● Problem:
From the entries that follow, extract each line holding the string "information".

▽

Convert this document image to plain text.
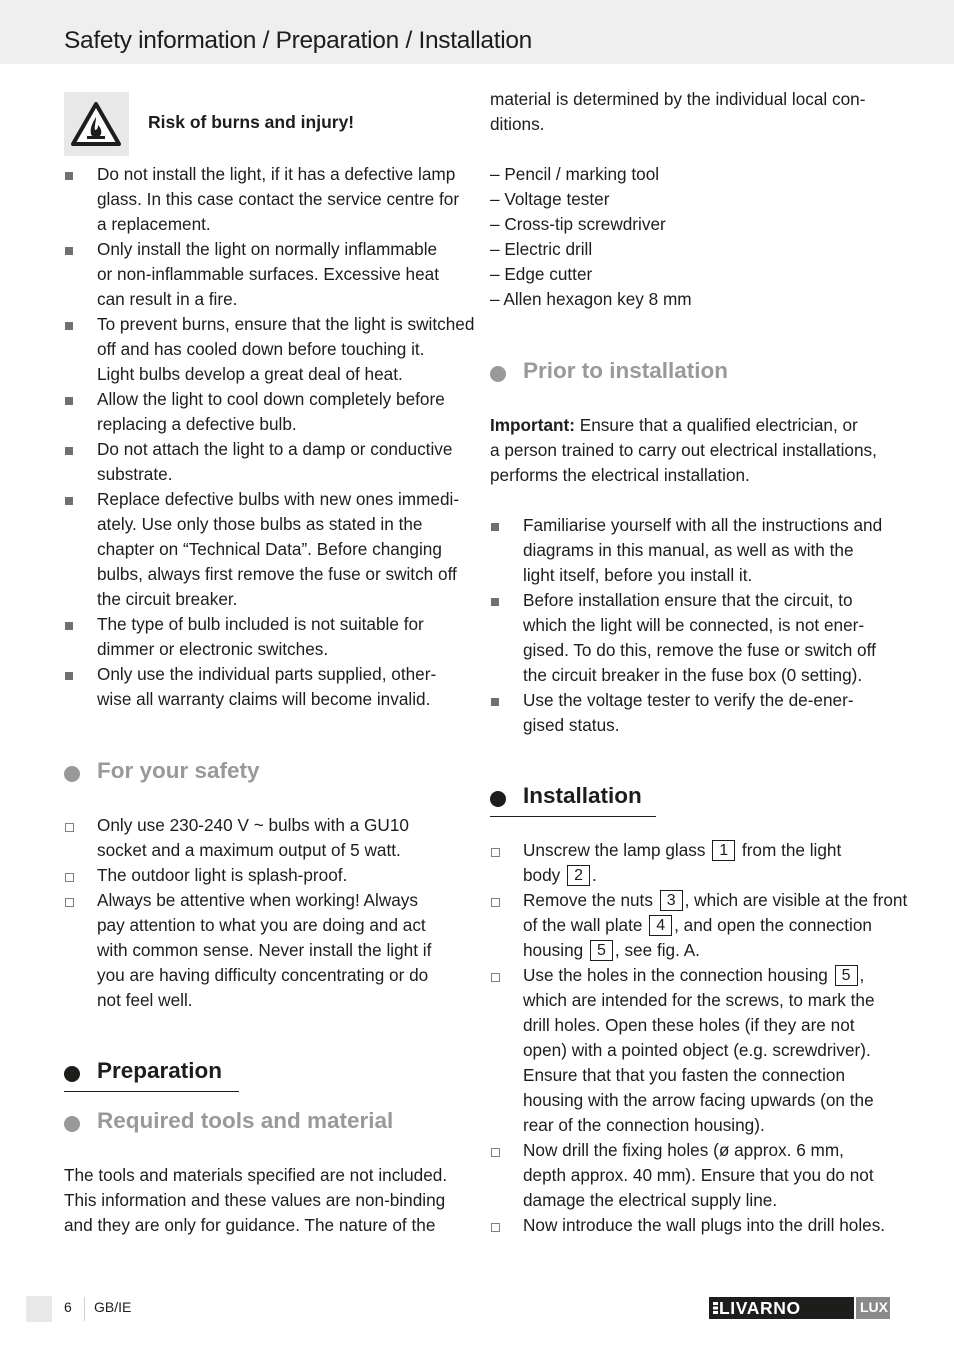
Safety information / Preparation / Installation
Risk of burns and injury!
Do not install the light, if it has a defective lamp
glass. In this case contact the service centre for
a replacement.
Only install the light on normally inflammable
or non-inflammable surfaces. Excessive heat
can result in a fire.
To prevent burns, ensure that the light is switched
off and has cooled down before touching it.
Light bulbs develop a great deal of heat.
Allow the light to cool down completely before
replacing a defective bulb.
Do not attach the light to a damp or conductive
substrate.
Replace defective bulbs with new ones immedi-
ately. Use only those bulbs as stated in the
chapter on “Technical Data”. Before changing
bulbs, always first remove the fuse or switch off
the circuit breaker.
The type of bulb included is not suitable for
dimmer or electronic switches.
Only use the individual parts supplied, other-
wise all warranty claims will become invalid.
For your safety
Only use 230-240 V ~ bulbs with a GU10
socket and a maximum output of 5 watt.
The outdoor light is splash-proof.
Always be attentive when working! Always
pay attention to what you are doing and act
with common sense. Never install the light if
you are having difficulty concentrating or do
not feel well.
Preparation
Required tools and material
The tools and materials specified are not included.
This information and these values are non-binding
and they are only for guidance. The nature of the
material is determined by the individual local con-
ditions.
– Pencil / marking tool
– Voltage tester
– Cross-tip screwdriver
– Electric drill
– Edge cutter
– Allen hexagon key 8 mm
Prior to installation
Important: Ensure that a qualified electrician, or
a person trained to carry out electrical installations,
performs the electrical installation.
Familiarise yourself with all the instructions and
diagrams in this manual, as well as with the
light itself, before you install it.
Before installation ensure that the circuit, to
which the light will be connected, is not ener-
gised. To do this, remove the fuse or switch off
the circuit breaker in the fuse box (0 setting).
Use the voltage tester to verify the de-ener-
gised status.
Installation
Unscrew the lamp glass 1 from the light
body 2 .
Remove the nuts 3 , which are visible at the front
of the wall plate 4 , and open the connection
housing 5 , see fig. A.
Use the holes in the connection housing 5 ,
which are intended for the screws, to mark the
drill holes. Open these holes (if they are not
open) with a pointed object (e.g. screwdriver).
Ensure that that you fasten the connection
housing with the arrow facing upwards (on the
rear of the connection housing).
Now drill the fixing holes (ø approx. 6 mm,
depth approx. 40 mm). Ensure that you do not
damage the electrical supply line.
Now introduce the wall plugs into the drill holes.
6 GB/IE	LIVARNO	LUX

△

● In response:
Safety information / Preparation / Installation
This information and these values are non-binding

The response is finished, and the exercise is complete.